Aim:
Quote each record exactly, please, leaving none out.
-- BEGIN Data in this exercise --
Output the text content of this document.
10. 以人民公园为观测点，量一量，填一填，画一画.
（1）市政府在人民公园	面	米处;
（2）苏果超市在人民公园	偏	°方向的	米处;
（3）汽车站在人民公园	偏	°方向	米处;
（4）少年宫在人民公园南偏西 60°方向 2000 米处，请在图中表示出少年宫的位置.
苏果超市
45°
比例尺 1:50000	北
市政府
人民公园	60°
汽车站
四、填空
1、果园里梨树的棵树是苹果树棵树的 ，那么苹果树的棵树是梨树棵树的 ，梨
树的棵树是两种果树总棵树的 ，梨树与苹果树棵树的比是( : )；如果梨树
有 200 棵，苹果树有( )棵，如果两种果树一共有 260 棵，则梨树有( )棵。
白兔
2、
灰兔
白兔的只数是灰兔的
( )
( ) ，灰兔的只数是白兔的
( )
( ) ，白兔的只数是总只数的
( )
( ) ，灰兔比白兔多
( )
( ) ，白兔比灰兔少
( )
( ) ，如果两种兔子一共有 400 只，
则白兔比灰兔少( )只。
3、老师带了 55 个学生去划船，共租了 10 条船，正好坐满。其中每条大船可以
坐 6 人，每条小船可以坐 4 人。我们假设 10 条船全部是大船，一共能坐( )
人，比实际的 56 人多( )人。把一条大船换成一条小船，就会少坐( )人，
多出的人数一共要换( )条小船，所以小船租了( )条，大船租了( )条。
-- END Data in this exercise --
Full response:
Output the text content of this document.
10. 以人民公园为观测点，量一量，填一填，画一画.
（1）市政府在人民公园	面	米处;
（2）苏果超市在人民公园	偏	°方向的	米处;
（3）汽车站在人民公园	偏	°方向	米处;
（4）少年宫在人民公园南偏西 60°方向 2000 米处，请在图中表示出少年宫的位置.
苏果超市
45°
比例尺 1:50000	北
市政府
人民公园	60°
汽车站
四、填空
1、果园里梨树的棵树是苹果树棵树的 ，那么苹果树的棵树是梨树棵树的 ，梨
树的棵树是两种果树总棵树的 ，梨树与苹果树棵树的比是( : )；如果梨树
有 200 棵，苹果树有( )棵，如果两种果树一共有 260 棵，则梨树有( )棵。
白兔
2、
灰兔
白兔的只数是灰兔的
( )
( ) ，灰兔的只数是白兔的
( )
( ) ，白兔的只数是总只数的
( )
( ) ，灰兔比白兔多
( )
( ) ，白兔比灰兔少
( )
( ) ，如果两种兔子一共有 400 只，
则白兔比灰兔少( )只。
3、老师带了 55 个学生去划船，共租了 10 条船，正好坐满。其中每条大船可以
坐 6 人，每条小船可以坐 4 人。我们假设 10 条船全部是大船，一共能坐( )
人，比实际的 56 人多( )人。把一条大船换成一条小船，就会少坐( )人，
多出的人数一共要换( )条小船，所以小船租了( )条，大船租了( )条。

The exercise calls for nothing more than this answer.